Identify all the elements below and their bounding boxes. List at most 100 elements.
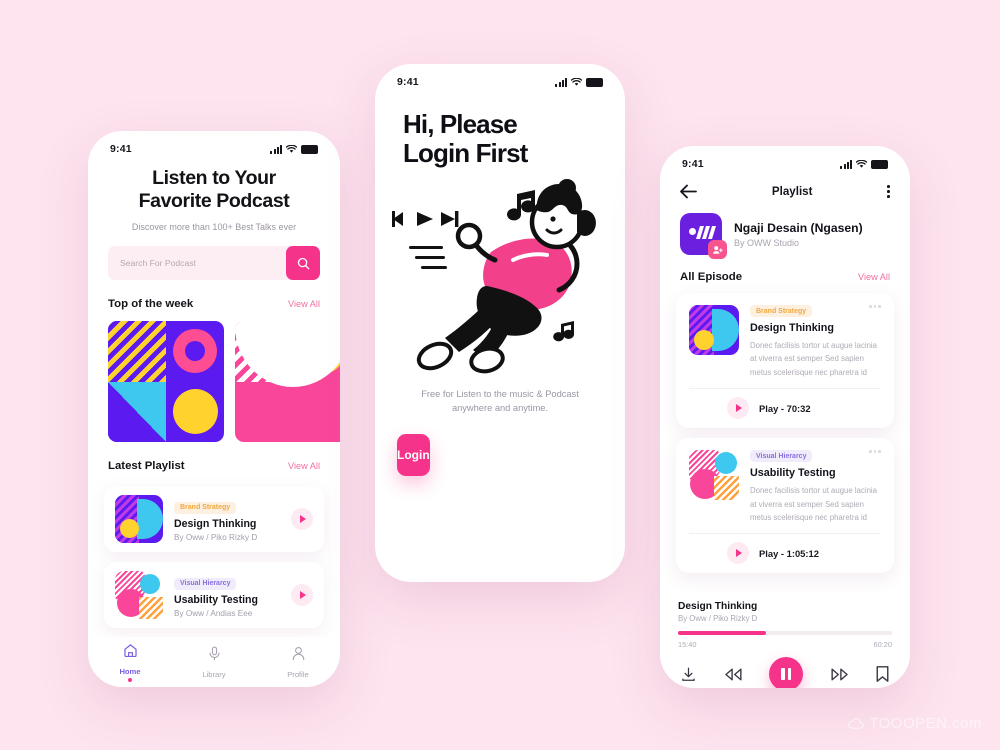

☆ ☆ ☆ ☆

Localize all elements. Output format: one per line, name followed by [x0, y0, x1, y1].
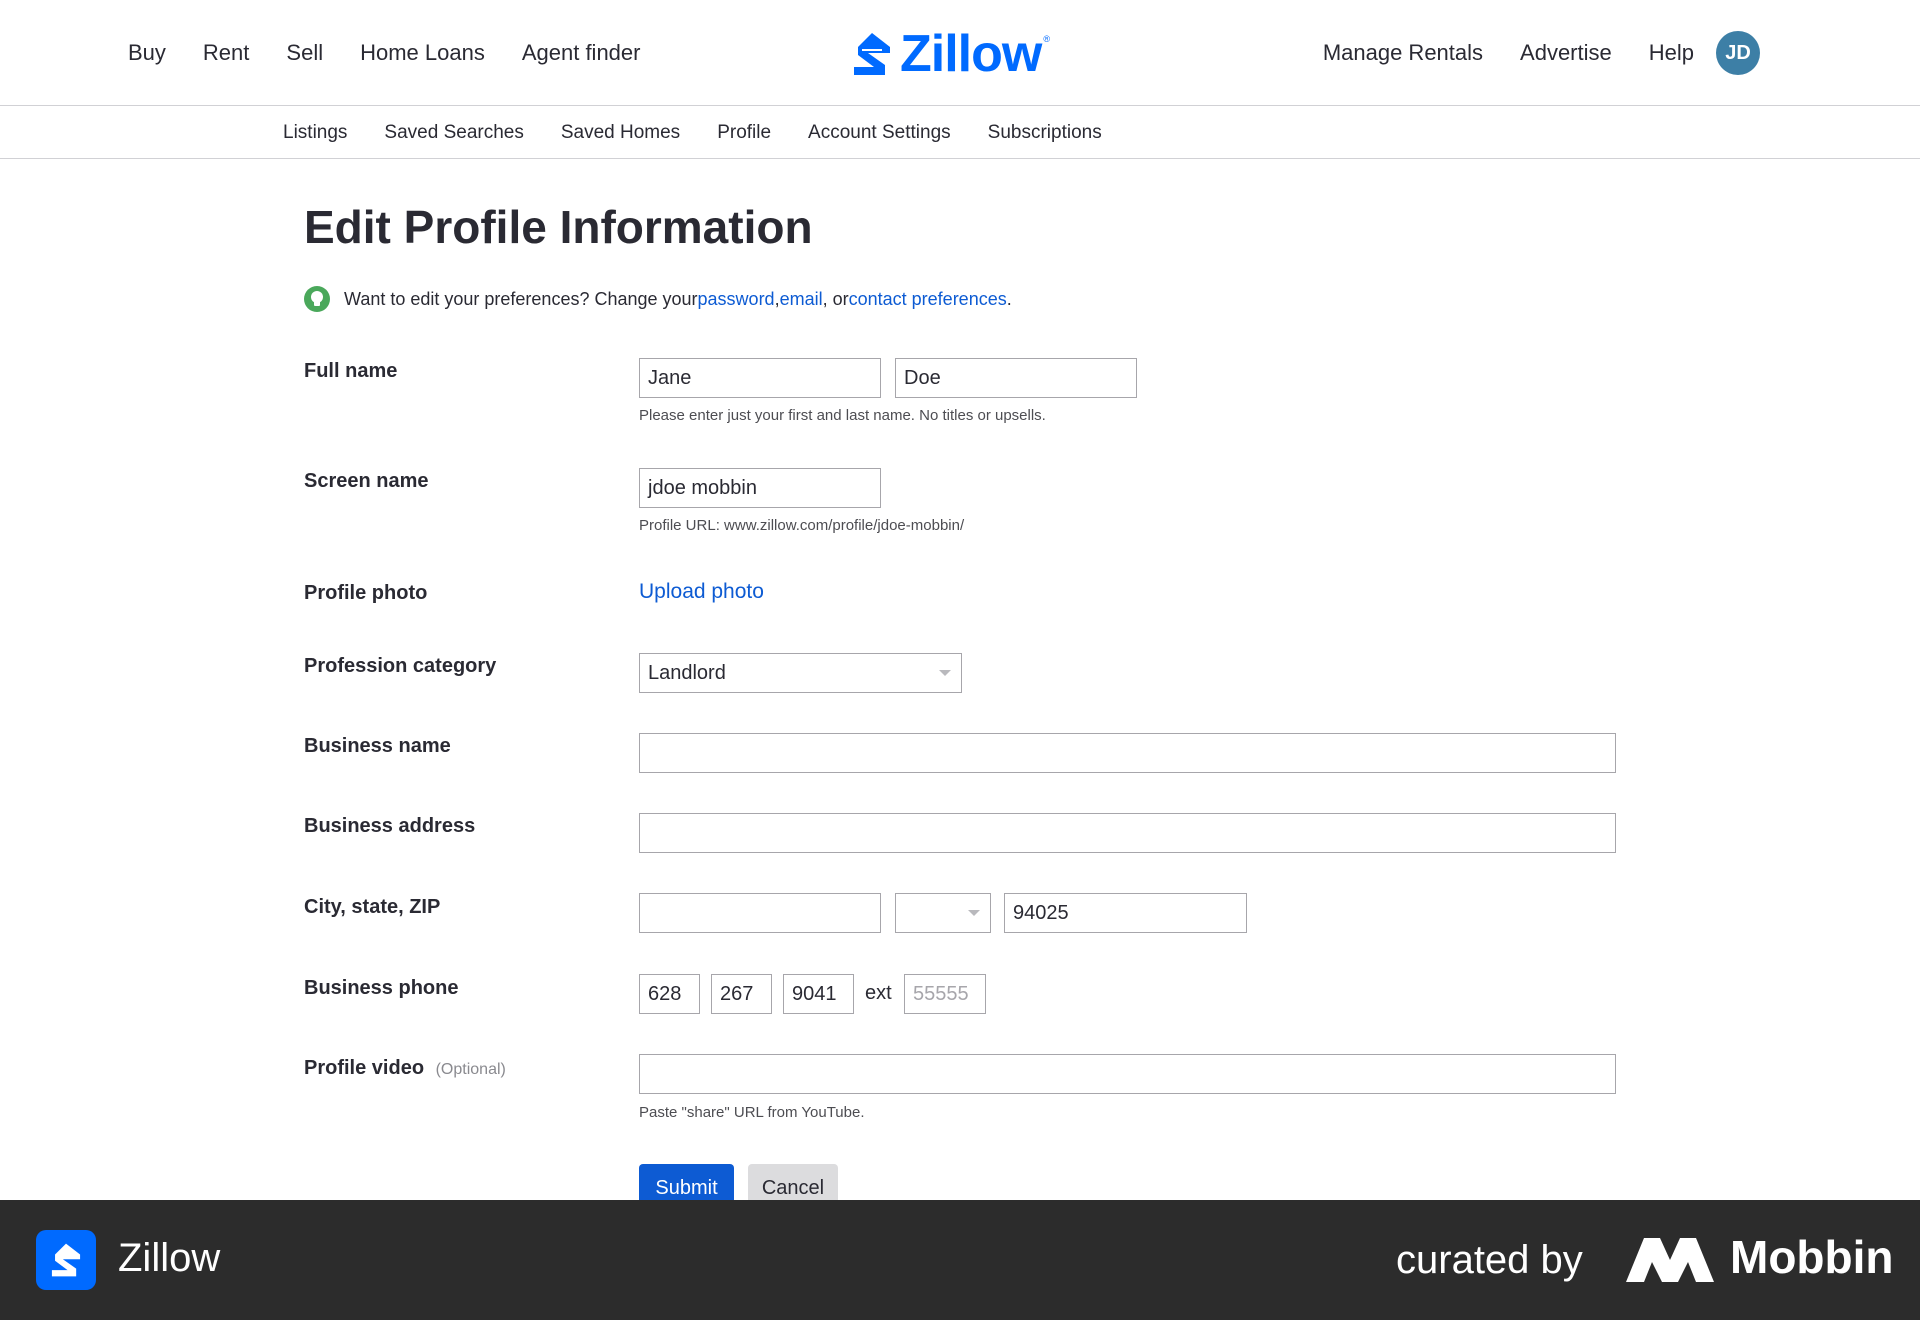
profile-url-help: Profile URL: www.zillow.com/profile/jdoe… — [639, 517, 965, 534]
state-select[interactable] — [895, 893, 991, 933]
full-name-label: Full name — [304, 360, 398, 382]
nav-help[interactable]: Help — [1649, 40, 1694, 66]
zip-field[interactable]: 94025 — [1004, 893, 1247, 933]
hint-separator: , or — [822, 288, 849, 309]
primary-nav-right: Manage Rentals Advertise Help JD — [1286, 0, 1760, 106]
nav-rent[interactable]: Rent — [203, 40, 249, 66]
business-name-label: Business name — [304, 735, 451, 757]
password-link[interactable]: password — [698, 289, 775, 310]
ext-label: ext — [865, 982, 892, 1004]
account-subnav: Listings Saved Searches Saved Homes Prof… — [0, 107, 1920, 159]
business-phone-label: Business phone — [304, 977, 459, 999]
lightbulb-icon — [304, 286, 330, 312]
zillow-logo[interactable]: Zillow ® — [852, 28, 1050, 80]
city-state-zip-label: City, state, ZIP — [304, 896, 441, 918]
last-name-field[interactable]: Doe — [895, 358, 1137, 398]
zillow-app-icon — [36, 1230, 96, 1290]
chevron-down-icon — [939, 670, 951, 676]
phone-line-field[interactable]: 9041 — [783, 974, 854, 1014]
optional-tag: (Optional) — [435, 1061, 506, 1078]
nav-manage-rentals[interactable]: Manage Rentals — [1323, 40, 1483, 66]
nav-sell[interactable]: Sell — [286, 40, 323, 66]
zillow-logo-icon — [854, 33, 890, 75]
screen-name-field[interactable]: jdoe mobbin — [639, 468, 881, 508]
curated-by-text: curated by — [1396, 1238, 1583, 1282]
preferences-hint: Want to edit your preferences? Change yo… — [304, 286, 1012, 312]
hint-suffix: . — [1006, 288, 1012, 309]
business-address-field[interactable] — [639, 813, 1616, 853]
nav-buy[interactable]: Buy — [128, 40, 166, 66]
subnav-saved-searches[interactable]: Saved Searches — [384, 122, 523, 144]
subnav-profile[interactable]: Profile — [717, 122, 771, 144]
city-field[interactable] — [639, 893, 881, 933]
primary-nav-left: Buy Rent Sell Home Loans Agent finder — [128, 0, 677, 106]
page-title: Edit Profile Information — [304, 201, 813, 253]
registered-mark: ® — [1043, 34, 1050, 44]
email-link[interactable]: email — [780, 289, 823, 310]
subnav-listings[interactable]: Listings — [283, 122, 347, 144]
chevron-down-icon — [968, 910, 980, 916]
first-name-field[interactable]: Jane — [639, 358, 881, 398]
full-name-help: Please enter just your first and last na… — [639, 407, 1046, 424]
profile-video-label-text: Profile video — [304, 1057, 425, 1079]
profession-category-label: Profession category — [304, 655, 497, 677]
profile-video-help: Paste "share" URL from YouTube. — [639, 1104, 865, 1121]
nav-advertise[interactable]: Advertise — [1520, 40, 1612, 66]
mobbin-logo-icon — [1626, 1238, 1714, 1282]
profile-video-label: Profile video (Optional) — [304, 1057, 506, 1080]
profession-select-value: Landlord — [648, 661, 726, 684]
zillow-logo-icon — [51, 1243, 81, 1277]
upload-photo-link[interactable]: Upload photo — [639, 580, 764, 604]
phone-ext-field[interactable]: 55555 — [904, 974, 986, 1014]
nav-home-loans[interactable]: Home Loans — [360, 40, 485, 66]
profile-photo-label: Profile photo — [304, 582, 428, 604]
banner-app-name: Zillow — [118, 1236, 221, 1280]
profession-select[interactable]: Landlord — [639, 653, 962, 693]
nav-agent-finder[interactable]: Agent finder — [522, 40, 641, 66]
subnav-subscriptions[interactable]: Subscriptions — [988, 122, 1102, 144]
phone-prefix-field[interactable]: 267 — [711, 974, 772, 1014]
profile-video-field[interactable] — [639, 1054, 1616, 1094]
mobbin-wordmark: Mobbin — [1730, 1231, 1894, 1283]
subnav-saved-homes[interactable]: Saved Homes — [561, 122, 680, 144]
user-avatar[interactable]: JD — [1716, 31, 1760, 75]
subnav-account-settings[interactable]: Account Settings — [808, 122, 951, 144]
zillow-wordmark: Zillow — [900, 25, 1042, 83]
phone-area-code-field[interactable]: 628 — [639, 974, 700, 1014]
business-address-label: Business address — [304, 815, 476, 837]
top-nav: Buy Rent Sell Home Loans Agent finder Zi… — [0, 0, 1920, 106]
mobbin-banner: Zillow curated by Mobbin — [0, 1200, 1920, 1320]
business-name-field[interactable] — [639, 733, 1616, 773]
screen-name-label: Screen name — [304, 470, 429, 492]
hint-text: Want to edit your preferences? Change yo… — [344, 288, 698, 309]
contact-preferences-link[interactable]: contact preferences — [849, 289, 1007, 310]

☆ ☆ ☆ ☆

-- Short exercise --
Rewrite the lines that open with the line containing "Localize all elements." and close with the line containing "hint-separator: , or — [822, 288, 849, 309]", putting "clickable" wherever "interactable" appears and keeping everything else unchanged. Leave out the picture.

-- Solution to the problem --
Localize all elements. Output format: one per line, name followed by [x0, y0, x1, y1].
profile-url-help: Profile URL: www.zillow.com/profile/jdoe… — [639, 517, 965, 534]
state-select[clickable] — [895, 893, 991, 933]
full-name-label: Full name — [304, 360, 398, 382]
nav-help[clickable]: Help — [1649, 40, 1694, 66]
zip-field[clickable]: 94025 — [1004, 893, 1247, 933]
hint-separator: , or — [822, 288, 849, 309]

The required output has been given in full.